Rows

---

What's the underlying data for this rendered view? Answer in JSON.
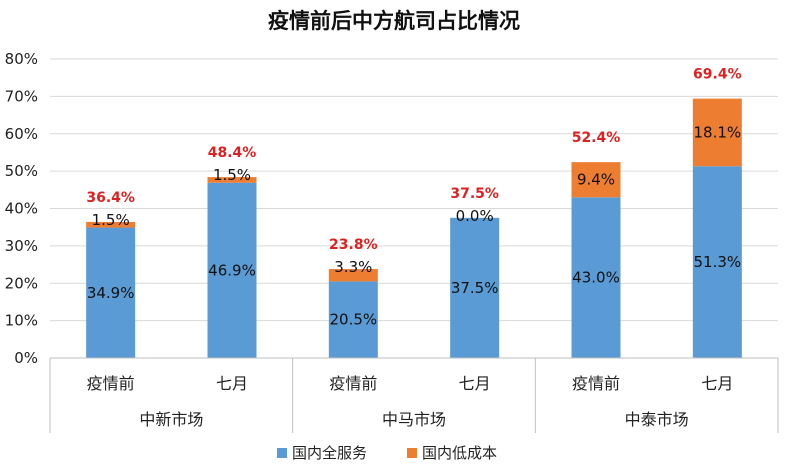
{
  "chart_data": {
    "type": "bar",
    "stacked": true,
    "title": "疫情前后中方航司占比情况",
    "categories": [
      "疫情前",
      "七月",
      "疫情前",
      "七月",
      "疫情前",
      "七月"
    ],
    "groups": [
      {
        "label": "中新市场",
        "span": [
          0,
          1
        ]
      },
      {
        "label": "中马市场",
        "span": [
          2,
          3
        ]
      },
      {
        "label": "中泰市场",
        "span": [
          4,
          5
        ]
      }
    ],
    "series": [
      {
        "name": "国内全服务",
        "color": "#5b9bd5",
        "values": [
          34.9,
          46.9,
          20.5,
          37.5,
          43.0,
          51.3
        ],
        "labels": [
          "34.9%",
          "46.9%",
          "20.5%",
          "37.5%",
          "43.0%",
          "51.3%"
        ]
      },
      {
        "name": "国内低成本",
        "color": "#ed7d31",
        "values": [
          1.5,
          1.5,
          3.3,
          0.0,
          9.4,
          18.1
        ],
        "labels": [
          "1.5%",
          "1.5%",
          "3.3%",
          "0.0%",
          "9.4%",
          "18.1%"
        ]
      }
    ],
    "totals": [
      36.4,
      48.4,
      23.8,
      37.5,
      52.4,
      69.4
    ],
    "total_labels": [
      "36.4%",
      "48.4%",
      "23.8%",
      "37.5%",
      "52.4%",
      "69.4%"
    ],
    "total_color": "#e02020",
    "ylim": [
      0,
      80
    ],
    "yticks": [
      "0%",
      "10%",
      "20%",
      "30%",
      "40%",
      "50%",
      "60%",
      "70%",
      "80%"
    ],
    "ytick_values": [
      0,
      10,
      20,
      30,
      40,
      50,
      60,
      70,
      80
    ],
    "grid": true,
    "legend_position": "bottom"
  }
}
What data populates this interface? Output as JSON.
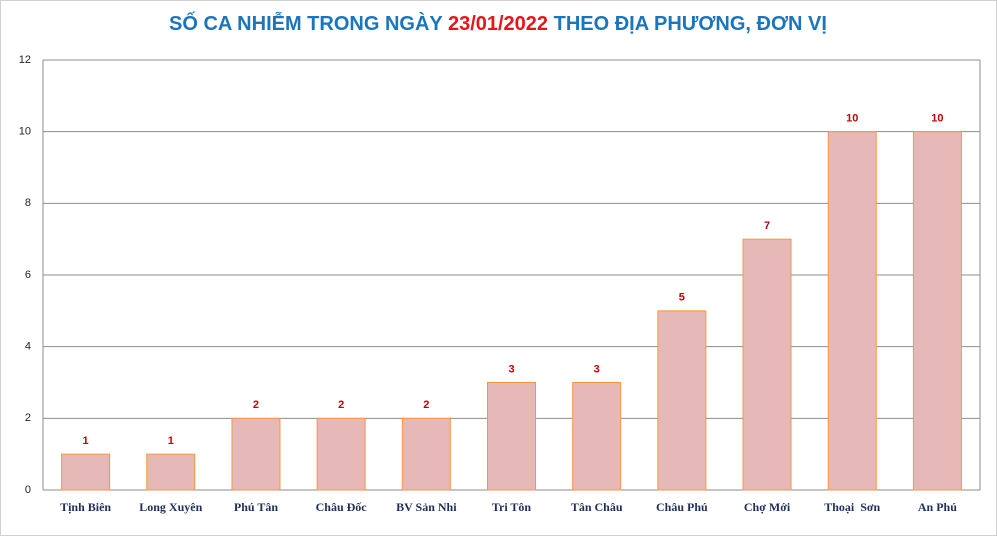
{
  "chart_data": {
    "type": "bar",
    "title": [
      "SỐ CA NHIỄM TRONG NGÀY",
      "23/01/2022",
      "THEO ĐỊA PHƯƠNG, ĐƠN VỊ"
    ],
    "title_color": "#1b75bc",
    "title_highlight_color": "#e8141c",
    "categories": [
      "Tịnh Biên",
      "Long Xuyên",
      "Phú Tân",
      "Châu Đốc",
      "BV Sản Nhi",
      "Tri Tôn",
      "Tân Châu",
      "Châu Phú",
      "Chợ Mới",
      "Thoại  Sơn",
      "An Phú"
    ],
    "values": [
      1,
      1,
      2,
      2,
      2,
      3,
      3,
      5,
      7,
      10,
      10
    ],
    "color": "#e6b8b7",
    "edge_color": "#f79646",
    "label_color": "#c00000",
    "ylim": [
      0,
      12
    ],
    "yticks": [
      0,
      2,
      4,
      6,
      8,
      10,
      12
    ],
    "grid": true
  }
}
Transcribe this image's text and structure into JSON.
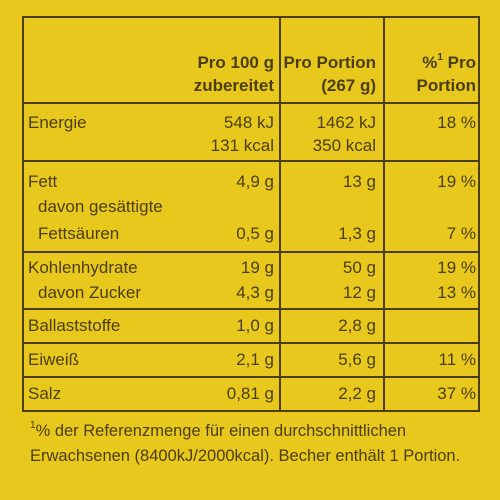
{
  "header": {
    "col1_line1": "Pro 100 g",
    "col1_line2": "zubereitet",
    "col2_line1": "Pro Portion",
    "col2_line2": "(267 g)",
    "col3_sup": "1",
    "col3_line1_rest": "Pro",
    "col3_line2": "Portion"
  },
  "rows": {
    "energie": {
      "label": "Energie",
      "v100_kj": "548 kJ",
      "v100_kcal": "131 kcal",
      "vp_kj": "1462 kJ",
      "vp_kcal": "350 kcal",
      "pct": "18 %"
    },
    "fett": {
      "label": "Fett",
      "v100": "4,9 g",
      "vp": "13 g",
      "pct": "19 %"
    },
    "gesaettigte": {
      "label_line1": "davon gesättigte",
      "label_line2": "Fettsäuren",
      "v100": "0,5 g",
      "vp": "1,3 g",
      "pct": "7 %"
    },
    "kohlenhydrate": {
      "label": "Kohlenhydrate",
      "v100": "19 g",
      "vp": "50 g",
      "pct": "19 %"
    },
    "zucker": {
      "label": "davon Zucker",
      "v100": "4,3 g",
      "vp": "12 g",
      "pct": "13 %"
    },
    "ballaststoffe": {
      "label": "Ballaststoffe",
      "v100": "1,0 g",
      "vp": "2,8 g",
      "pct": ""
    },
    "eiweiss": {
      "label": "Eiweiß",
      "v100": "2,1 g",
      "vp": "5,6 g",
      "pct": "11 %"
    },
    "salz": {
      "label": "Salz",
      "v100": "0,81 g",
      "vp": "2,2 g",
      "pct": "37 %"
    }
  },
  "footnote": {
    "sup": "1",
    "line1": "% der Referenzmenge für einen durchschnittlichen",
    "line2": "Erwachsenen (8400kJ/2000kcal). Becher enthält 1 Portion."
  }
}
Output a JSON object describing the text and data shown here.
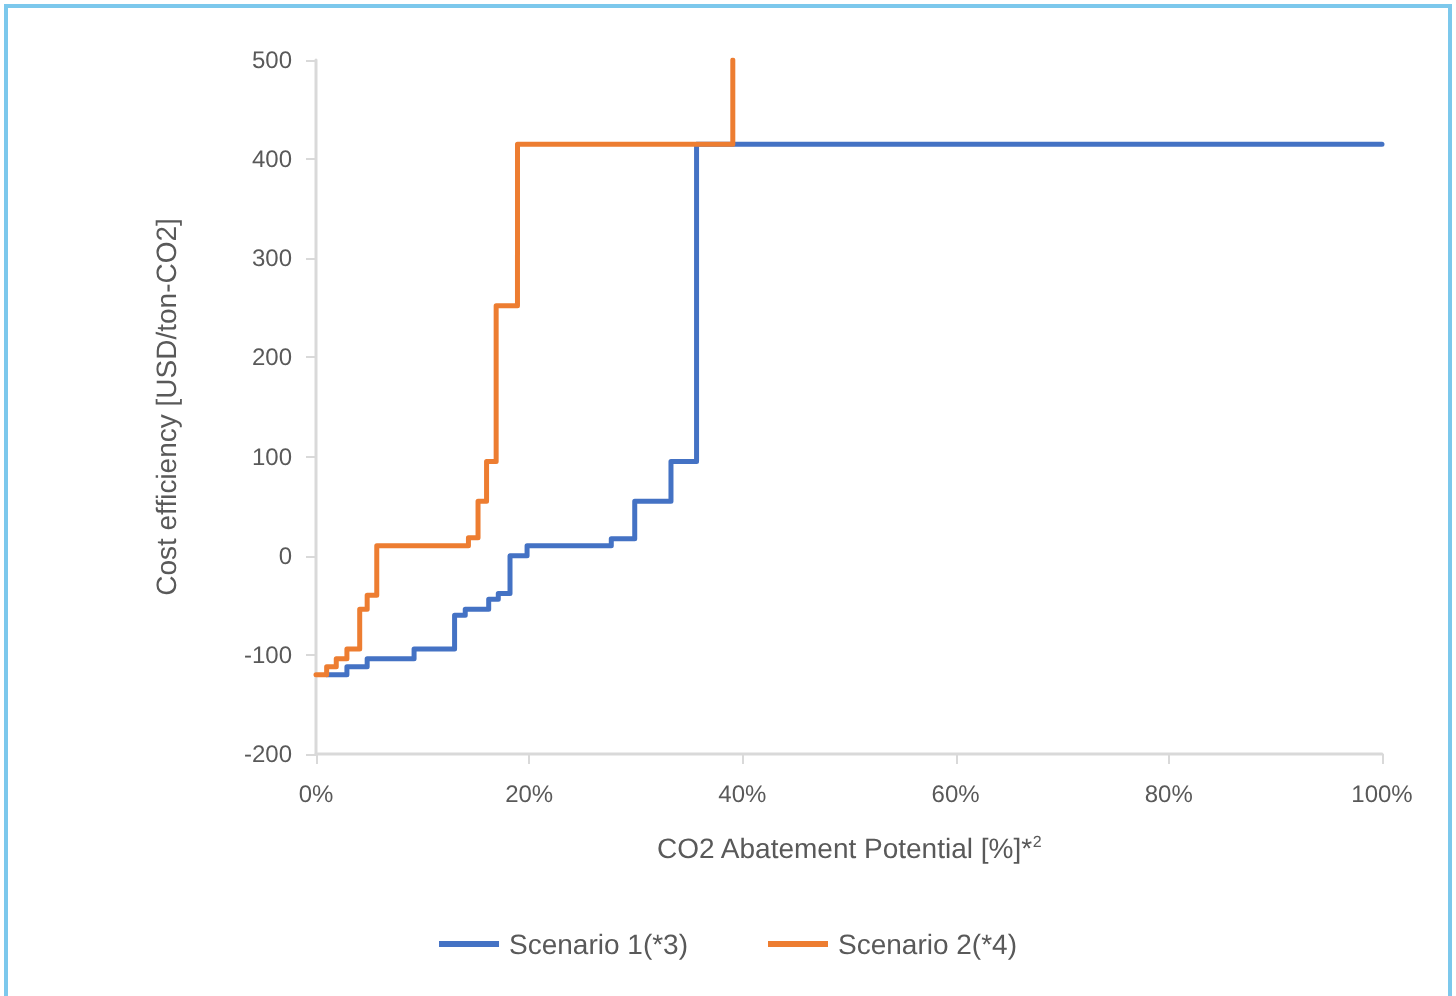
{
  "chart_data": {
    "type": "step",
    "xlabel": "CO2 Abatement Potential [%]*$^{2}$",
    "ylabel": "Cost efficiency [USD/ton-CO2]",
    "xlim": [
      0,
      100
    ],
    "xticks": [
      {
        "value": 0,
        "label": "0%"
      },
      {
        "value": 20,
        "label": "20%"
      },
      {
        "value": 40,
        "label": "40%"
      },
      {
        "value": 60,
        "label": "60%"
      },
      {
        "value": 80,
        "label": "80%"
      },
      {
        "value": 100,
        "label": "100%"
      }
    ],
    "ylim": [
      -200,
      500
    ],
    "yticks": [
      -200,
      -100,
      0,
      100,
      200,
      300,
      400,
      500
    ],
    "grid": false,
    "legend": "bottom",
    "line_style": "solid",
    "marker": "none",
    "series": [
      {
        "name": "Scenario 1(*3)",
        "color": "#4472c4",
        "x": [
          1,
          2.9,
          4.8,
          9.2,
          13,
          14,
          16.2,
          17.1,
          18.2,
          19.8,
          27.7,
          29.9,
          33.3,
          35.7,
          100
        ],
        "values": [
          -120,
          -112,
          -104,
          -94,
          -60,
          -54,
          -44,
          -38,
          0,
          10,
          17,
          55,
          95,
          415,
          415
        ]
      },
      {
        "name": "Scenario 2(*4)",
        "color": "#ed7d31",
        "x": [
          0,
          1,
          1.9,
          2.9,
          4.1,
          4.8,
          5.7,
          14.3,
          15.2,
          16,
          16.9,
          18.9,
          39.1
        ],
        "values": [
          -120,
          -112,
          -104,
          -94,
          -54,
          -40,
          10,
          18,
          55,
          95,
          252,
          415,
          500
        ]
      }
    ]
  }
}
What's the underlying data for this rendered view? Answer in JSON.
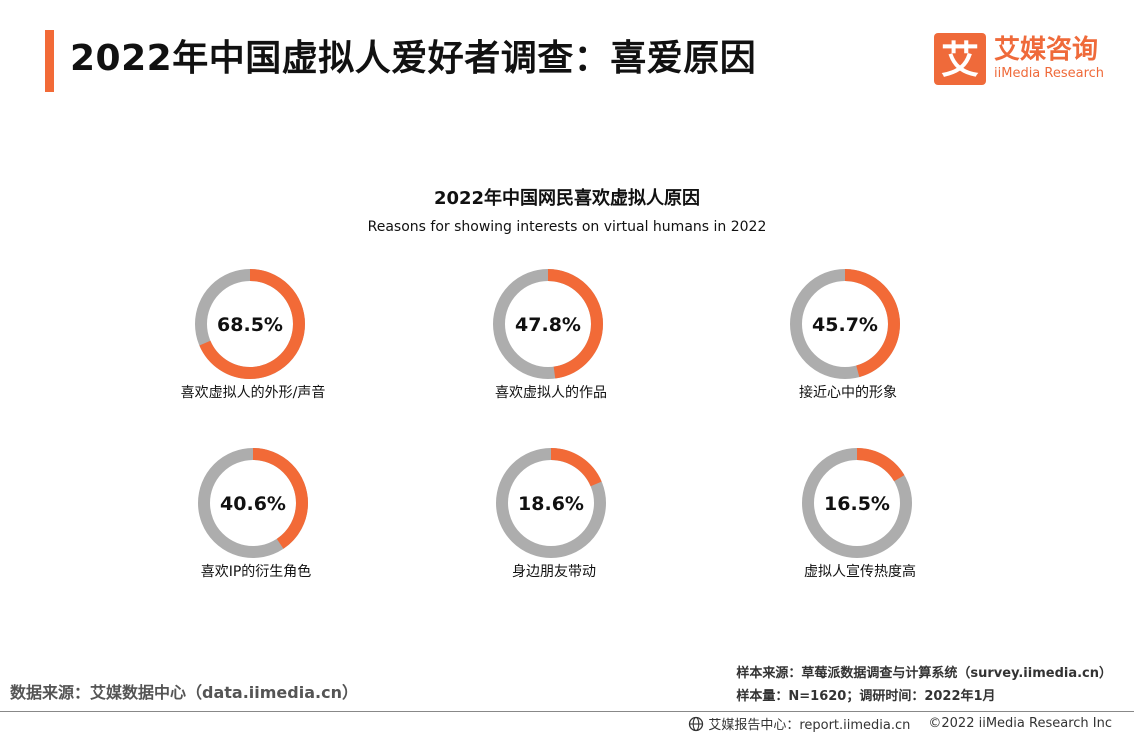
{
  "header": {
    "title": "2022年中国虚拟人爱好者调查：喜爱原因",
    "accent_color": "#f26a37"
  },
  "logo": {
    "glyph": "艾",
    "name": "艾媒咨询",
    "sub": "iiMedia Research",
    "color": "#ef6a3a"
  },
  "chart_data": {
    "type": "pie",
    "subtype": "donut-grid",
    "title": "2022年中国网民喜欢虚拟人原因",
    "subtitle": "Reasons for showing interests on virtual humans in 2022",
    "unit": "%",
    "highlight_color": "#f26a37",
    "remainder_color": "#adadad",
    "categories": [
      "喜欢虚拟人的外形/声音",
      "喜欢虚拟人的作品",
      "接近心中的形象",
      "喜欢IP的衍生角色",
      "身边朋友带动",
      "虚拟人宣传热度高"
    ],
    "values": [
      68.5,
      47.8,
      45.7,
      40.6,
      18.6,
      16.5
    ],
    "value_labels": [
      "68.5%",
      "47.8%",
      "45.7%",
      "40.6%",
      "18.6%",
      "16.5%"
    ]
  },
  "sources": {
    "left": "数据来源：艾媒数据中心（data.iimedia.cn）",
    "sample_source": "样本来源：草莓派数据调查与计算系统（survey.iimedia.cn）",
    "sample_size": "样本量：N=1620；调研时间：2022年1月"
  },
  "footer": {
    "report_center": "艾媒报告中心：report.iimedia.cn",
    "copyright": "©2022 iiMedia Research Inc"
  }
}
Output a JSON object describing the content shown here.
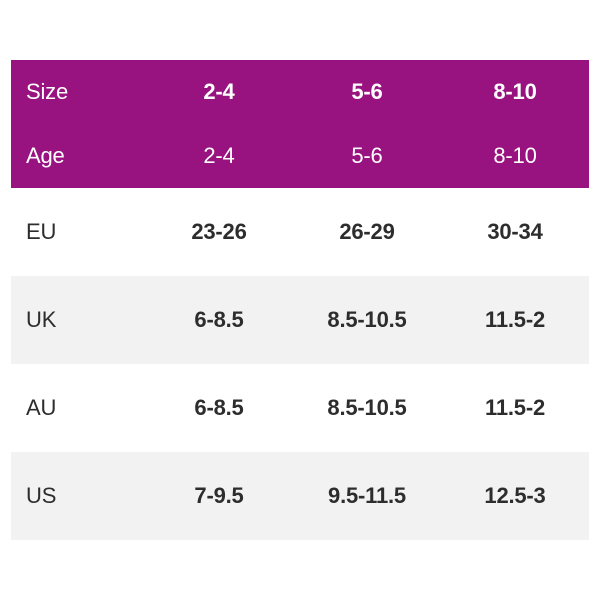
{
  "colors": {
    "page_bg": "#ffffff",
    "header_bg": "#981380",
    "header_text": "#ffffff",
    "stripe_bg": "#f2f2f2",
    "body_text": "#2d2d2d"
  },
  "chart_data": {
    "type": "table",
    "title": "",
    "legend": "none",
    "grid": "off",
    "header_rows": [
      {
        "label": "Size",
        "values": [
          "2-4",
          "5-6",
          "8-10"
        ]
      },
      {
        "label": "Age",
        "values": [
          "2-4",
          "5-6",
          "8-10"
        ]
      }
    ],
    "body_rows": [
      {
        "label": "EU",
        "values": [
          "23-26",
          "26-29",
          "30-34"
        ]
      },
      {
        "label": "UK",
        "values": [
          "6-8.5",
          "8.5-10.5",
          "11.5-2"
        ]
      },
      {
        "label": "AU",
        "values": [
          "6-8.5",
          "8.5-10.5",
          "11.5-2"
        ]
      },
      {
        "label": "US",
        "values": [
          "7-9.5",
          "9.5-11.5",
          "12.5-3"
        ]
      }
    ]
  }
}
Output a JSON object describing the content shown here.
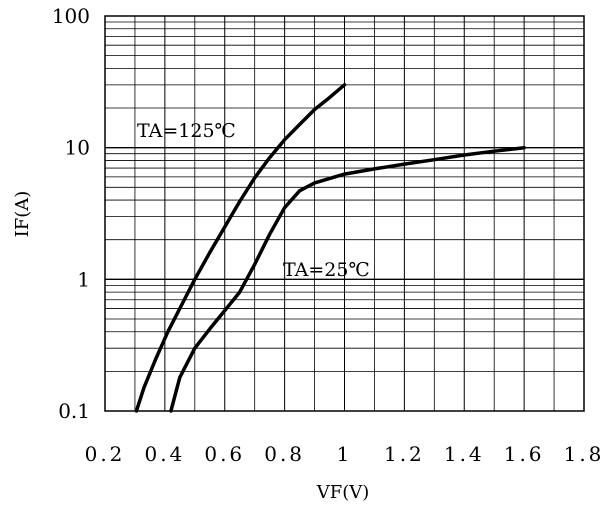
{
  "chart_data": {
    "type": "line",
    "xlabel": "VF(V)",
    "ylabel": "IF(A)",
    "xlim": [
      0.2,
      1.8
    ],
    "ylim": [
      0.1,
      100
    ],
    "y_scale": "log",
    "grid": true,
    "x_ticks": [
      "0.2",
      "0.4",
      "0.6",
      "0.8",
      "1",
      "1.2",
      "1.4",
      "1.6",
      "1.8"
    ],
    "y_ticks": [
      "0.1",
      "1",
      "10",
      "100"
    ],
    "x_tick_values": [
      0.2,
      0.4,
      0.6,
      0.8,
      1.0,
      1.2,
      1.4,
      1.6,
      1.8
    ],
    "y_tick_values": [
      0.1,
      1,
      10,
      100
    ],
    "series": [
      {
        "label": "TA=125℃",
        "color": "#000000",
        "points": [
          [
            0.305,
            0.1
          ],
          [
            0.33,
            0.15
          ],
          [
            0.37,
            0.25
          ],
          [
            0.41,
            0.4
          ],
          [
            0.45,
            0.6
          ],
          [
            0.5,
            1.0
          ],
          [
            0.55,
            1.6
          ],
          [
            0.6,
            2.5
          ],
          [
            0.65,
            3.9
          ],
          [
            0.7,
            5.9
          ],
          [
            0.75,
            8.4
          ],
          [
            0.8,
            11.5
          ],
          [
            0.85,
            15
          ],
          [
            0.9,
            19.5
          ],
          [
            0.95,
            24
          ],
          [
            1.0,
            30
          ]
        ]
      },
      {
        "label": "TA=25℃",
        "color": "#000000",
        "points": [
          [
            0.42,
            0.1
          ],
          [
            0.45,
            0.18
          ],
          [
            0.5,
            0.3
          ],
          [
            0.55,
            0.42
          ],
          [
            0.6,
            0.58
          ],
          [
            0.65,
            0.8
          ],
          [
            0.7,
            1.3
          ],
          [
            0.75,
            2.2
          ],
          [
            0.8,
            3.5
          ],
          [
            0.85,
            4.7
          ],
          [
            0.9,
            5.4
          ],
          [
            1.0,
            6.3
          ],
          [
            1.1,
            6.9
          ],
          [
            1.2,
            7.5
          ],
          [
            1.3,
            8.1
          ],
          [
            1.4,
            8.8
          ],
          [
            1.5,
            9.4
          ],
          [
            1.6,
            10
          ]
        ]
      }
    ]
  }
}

---

Exercise
Locate all lines that include the word "Output" and copy them out.

The result
What data populates this interface? Output as JSON.
Output a JSON object describing the text and data shown here.
Output a JSON object describing the content shown here.
Output a JSON object describing the content shown here.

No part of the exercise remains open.